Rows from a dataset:

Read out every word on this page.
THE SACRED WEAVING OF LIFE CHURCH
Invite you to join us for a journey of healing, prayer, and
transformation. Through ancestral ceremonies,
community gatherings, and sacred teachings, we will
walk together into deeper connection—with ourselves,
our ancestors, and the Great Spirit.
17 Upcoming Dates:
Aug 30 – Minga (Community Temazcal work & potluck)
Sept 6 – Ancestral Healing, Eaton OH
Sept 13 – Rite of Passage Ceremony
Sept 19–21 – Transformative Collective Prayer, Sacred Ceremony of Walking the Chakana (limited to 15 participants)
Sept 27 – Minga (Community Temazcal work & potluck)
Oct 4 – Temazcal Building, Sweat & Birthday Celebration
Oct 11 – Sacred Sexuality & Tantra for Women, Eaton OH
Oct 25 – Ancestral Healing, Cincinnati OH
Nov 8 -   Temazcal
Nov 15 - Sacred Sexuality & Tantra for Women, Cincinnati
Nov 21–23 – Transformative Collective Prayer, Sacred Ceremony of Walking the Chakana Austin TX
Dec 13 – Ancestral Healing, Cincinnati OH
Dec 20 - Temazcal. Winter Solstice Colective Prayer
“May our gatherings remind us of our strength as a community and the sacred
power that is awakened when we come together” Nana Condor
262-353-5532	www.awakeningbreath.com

* [EXERCISE PROMPT] Restate all of the entries above precisely.

* [PROBLEM SOLUTION]
Read out every word on this page.
THE SACRED WEAVING OF LIFE CHURCH
Invite you to join us for a journey of healing, prayer, and
transformation. Through ancestral ceremonies,
community gatherings, and sacred teachings, we will
walk together into deeper connection—with ourselves,
our ancestors, and the Great Spirit.
17 Upcoming Dates:
Aug 30 – Minga (Community Temazcal work & potluck)
Sept 6 – Ancestral Healing, Eaton OH
Sept 13 – Rite of Passage Ceremony
Sept 19–21 – Transformative Collective Prayer, Sacred Ceremony of Walking the Chakana (limited to 15 participants)
Sept 27 – Minga (Community Temazcal work & potluck)
Oct 4 – Temazcal Building, Sweat & Birthday Celebration
Oct 11 – Sacred Sexuality & Tantra for Women, Eaton OH
Oct 25 – Ancestral Healing, Cincinnati OH
Nov 8 -   Temazcal
Nov 15 - Sacred Sexuality & Tantra for Women, Cincinnati
Nov 21–23 – Transformative Collective Prayer, Sacred Ceremony of Walking the Chakana Austin TX
Dec 13 – Ancestral Healing, Cincinnati OH
Dec 20 - Temazcal. Winter Solstice Colective Prayer
“May our gatherings remind us of our strength as a community and the sacred
power that is awakened when we come together” Nana Condor
262-353-5532	www.awakeningbreath.com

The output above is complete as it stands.